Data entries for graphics
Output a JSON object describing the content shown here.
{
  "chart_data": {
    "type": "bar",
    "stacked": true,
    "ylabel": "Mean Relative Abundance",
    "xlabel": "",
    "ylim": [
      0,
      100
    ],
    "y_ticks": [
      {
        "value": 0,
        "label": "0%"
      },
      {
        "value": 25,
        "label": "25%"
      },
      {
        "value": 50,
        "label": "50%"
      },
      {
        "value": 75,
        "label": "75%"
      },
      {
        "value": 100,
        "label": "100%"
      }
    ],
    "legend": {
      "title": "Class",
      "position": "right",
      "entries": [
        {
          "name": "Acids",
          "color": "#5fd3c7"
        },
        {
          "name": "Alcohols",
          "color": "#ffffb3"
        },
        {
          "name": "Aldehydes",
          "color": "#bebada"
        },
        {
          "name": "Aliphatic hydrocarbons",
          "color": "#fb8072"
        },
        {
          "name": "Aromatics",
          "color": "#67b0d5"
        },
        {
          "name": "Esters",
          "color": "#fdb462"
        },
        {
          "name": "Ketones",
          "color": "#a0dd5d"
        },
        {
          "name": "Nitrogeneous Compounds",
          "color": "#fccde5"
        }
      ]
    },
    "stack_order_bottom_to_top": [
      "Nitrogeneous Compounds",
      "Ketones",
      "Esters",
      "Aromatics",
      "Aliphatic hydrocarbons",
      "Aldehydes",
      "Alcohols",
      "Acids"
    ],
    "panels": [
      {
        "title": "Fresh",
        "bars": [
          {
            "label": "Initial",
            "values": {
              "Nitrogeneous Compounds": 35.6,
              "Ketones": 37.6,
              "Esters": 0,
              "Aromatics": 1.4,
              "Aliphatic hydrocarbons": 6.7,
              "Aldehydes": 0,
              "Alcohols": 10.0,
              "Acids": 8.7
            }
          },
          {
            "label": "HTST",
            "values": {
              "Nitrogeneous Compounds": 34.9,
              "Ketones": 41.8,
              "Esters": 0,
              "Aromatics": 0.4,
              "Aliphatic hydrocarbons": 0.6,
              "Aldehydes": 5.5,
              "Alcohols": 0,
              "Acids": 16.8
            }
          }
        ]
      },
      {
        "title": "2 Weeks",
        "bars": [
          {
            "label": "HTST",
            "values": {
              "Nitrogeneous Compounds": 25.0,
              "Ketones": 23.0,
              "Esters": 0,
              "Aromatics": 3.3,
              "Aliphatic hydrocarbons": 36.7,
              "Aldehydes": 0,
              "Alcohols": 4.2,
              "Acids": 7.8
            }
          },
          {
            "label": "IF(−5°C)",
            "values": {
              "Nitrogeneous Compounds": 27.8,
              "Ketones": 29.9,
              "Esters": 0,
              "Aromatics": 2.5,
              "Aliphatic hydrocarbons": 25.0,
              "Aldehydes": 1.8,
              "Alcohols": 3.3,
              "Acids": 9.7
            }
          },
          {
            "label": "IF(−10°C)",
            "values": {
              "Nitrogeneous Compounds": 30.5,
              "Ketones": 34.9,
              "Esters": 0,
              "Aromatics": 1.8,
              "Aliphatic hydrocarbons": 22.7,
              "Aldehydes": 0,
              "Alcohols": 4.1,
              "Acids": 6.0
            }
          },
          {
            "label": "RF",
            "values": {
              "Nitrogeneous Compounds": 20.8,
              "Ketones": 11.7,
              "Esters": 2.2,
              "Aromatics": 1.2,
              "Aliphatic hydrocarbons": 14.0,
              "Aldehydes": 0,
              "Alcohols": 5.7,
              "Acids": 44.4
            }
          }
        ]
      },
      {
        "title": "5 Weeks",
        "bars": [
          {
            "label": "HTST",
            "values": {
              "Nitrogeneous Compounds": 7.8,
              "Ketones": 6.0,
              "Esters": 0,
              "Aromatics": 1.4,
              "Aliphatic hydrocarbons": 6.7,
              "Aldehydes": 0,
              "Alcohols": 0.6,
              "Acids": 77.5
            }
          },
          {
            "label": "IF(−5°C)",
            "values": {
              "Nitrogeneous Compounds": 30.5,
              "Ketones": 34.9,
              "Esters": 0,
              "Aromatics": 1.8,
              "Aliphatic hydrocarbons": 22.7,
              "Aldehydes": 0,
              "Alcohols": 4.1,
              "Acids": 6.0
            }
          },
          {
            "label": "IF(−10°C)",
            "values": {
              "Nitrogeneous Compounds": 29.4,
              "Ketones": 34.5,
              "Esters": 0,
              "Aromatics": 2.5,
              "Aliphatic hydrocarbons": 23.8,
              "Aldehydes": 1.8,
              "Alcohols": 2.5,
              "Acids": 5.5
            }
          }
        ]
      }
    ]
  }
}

WRITTEN PROBLEM: Copy out all of the data exactly, leaving nothing out.

ANSWER TO THE PROBLEM:
Output a JSON object describing the content shown here.
{
  "chart_data": {
    "type": "bar",
    "stacked": true,
    "ylabel": "Mean Relative Abundance",
    "xlabel": "",
    "ylim": [
      0,
      100
    ],
    "y_ticks": [
      {
        "value": 0,
        "label": "0%"
      },
      {
        "value": 25,
        "label": "25%"
      },
      {
        "value": 50,
        "label": "50%"
      },
      {
        "value": 75,
        "label": "75%"
      },
      {
        "value": 100,
        "label": "100%"
      }
    ],
    "legend": {
      "title": "Class",
      "position": "right",
      "entries": [
        {
          "name": "Acids",
          "color": "#5fd3c7"
        },
        {
          "name": "Alcohols",
          "color": "#ffffb3"
        },
        {
          "name": "Aldehydes",
          "color": "#bebada"
        },
        {
          "name": "Aliphatic hydrocarbons",
          "color": "#fb8072"
        },
        {
          "name": "Aromatics",
          "color": "#67b0d5"
        },
        {
          "name": "Esters",
          "color": "#fdb462"
        },
        {
          "name": "Ketones",
          "color": "#a0dd5d"
        },
        {
          "name": "Nitrogeneous Compounds",
          "color": "#fccde5"
        }
      ]
    },
    "stack_order_bottom_to_top": [
      "Nitrogeneous Compounds",
      "Ketones",
      "Esters",
      "Aromatics",
      "Aliphatic hydrocarbons",
      "Aldehydes",
      "Alcohols",
      "Acids"
    ],
    "panels": [
      {
        "title": "Fresh",
        "bars": [
          {
            "label": "Initial",
            "values": {
              "Nitrogeneous Compounds": 35.6,
              "Ketones": 37.6,
              "Esters": 0,
              "Aromatics": 1.4,
              "Aliphatic hydrocarbons": 6.7,
              "Aldehydes": 0,
              "Alcohols": 10.0,
              "Acids": 8.7
            }
          },
          {
            "label": "HTST",
            "values": {
              "Nitrogeneous Compounds": 34.9,
              "Ketones": 41.8,
              "Esters": 0,
              "Aromatics": 0.4,
              "Aliphatic hydrocarbons": 0.6,
              "Aldehydes": 5.5,
              "Alcohols": 0,
              "Acids": 16.8
            }
          }
        ]
      },
      {
        "title": "2 Weeks",
        "bars": [
          {
            "label": "HTST",
            "values": {
              "Nitrogeneous Compounds": 25.0,
              "Ketones": 23.0,
              "Esters": 0,
              "Aromatics": 3.3,
              "Aliphatic hydrocarbons": 36.7,
              "Aldehydes": 0,
              "Alcohols": 4.2,
              "Acids": 7.8
            }
          },
          {
            "label": "IF(−5°C)",
            "values": {
              "Nitrogeneous Compounds": 27.8,
              "Ketones": 29.9,
              "Esters": 0,
              "Aromatics": 2.5,
              "Aliphatic hydrocarbons": 25.0,
              "Aldehydes": 1.8,
              "Alcohols": 3.3,
              "Acids": 9.7
            }
          },
          {
            "label": "IF(−10°C)",
            "values": {
              "Nitrogeneous Compounds": 30.5,
              "Ketones": 34.9,
              "Esters": 0,
              "Aromatics": 1.8,
              "Aliphatic hydrocarbons": 22.7,
              "Aldehydes": 0,
              "Alcohols": 4.1,
              "Acids": 6.0
            }
          },
          {
            "label": "RF",
            "values": {
              "Nitrogeneous Compounds": 20.8,
              "Ketones": 11.7,
              "Esters": 2.2,
              "Aromatics": 1.2,
              "Aliphatic hydrocarbons": 14.0,
              "Aldehydes": 0,
              "Alcohols": 5.7,
              "Acids": 44.4
            }
          }
        ]
      },
      {
        "title": "5 Weeks",
        "bars": [
          {
            "label": "HTST",
            "values": {
              "Nitrogeneous Compounds": 7.8,
              "Ketones": 6.0,
              "Esters": 0,
              "Aromatics": 1.4,
              "Aliphatic hydrocarbons": 6.7,
              "Aldehydes": 0,
              "Alcohols": 0.6,
              "Acids": 77.5
            }
          },
          {
            "label": "IF(−5°C)",
            "values": {
              "Nitrogeneous Compounds": 30.5,
              "Ketones": 34.9,
              "Esters": 0,
              "Aromatics": 1.8,
              "Aliphatic hydrocarbons": 22.7,
              "Aldehydes": 0,
              "Alcohols": 4.1,
              "Acids": 6.0
            }
          },
          {
            "label": "IF(−10°C)",
            "values": {
              "Nitrogeneous Compounds": 29.4,
              "Ketones": 34.5,
              "Esters": 0,
              "Aromatics": 2.5,
              "Aliphatic hydrocarbons": 23.8,
              "Aldehydes": 1.8,
              "Alcohols": 2.5,
              "Acids": 5.5
            }
          }
        ]
      }
    ]
  }
}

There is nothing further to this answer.